Items from a dataset
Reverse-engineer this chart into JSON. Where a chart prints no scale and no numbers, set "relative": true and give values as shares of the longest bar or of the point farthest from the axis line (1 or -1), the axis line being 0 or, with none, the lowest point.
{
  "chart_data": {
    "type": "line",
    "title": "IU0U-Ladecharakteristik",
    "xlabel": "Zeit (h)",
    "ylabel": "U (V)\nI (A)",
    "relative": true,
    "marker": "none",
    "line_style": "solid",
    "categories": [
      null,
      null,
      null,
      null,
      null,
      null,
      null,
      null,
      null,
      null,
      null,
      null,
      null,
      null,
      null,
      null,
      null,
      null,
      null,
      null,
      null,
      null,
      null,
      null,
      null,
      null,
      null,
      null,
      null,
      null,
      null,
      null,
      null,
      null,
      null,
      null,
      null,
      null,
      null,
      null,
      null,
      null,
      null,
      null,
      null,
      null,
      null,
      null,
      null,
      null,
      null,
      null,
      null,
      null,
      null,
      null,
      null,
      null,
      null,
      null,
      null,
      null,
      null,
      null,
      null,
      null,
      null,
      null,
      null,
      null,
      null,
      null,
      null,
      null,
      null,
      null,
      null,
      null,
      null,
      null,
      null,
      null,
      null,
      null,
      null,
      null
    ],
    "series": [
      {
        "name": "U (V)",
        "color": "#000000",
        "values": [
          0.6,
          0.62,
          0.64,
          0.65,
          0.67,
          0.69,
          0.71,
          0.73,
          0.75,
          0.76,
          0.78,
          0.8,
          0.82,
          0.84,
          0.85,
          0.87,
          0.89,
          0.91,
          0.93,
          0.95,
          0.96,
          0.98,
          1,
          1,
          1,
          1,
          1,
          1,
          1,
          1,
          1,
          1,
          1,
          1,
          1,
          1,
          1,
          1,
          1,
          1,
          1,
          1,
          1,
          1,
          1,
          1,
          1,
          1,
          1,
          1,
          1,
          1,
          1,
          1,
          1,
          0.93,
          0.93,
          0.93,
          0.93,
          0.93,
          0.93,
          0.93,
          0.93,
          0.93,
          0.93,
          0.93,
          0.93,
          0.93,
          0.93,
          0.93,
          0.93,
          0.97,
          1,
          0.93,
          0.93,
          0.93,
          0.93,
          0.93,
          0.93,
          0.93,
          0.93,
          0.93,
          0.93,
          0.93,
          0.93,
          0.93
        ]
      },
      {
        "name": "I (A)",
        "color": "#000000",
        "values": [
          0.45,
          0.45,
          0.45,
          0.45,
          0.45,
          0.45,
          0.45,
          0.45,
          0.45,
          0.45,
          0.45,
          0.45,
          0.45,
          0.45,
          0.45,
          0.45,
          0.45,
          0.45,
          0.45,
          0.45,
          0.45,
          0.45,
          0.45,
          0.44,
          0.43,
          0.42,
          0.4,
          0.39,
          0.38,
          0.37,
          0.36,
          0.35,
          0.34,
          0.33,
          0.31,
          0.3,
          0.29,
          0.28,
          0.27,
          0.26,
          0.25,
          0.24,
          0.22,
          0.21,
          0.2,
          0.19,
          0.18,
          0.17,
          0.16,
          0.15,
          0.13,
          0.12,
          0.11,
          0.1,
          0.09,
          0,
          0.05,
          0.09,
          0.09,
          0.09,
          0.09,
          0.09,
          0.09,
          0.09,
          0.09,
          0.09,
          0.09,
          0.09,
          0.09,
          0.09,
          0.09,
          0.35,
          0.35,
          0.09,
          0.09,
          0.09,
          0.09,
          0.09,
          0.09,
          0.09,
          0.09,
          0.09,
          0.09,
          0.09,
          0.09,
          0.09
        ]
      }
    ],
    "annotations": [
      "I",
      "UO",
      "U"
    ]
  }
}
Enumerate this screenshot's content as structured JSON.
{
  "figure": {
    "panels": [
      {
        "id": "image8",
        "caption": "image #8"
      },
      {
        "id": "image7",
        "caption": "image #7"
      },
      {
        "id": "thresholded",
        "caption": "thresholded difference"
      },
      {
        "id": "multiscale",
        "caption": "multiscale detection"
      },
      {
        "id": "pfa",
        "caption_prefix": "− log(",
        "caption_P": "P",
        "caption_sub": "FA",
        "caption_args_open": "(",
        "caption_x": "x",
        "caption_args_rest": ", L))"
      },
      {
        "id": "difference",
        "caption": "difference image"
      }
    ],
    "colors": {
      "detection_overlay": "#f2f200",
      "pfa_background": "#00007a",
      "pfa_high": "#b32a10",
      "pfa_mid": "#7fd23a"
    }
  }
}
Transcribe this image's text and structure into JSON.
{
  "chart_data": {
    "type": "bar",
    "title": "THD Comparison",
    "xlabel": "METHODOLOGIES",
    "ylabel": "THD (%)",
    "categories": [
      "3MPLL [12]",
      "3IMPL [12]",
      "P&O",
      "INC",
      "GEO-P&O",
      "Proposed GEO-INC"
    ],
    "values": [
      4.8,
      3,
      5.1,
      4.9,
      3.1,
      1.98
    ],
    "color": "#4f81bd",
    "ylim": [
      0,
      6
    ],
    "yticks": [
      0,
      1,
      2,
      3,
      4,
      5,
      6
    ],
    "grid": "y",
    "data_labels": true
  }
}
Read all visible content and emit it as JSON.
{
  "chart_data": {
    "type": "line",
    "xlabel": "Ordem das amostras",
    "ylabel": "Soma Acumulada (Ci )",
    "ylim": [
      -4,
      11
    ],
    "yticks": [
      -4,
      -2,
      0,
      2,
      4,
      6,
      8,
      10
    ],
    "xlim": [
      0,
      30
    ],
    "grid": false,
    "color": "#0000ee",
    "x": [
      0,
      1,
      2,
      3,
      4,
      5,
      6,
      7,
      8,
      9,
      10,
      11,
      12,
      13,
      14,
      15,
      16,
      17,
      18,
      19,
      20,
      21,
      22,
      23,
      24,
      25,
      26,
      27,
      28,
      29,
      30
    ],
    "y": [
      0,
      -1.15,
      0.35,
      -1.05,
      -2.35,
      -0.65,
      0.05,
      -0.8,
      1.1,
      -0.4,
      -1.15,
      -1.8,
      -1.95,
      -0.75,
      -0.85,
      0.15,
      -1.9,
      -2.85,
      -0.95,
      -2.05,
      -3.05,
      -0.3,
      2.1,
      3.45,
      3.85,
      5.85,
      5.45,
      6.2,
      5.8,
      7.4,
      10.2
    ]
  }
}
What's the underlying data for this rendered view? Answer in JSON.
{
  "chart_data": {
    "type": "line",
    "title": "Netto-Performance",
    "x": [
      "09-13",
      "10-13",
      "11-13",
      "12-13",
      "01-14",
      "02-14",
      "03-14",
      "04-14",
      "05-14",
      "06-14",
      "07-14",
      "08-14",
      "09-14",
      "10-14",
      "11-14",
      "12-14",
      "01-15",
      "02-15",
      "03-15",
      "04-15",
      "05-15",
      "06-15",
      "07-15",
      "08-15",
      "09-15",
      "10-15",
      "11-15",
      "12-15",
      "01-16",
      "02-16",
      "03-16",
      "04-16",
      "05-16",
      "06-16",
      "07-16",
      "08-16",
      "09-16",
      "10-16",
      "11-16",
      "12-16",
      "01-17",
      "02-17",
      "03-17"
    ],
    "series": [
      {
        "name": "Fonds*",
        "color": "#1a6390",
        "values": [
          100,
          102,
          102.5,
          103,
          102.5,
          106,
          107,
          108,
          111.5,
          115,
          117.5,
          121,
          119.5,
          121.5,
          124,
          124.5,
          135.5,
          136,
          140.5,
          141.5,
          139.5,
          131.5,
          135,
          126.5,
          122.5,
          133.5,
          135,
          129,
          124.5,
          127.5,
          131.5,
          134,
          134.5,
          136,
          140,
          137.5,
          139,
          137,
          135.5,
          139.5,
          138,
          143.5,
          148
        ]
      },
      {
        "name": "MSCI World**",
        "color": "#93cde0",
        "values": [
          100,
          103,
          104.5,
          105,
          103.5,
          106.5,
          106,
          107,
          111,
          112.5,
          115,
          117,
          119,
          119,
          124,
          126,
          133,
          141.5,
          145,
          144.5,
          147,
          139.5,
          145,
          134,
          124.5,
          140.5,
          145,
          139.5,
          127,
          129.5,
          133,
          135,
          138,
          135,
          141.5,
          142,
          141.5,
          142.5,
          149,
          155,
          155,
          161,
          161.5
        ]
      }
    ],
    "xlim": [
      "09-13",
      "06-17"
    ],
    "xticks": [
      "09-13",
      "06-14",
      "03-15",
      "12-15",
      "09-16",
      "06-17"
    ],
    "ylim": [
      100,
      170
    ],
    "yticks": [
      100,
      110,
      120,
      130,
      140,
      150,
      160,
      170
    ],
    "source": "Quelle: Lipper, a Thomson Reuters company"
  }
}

# Instructions for the task
Select and copy each line from the data that includes the word "relative".

# Result of this exercise
Reverse-engineer this chart into JSON. Where a chart prints no scale and no numbers, set "relative": true and give values as shares of the longest bar or of the point farthest from the axis line (1 or -1), the axis line being 0 or, with none, the lowest point.
    "relative": true,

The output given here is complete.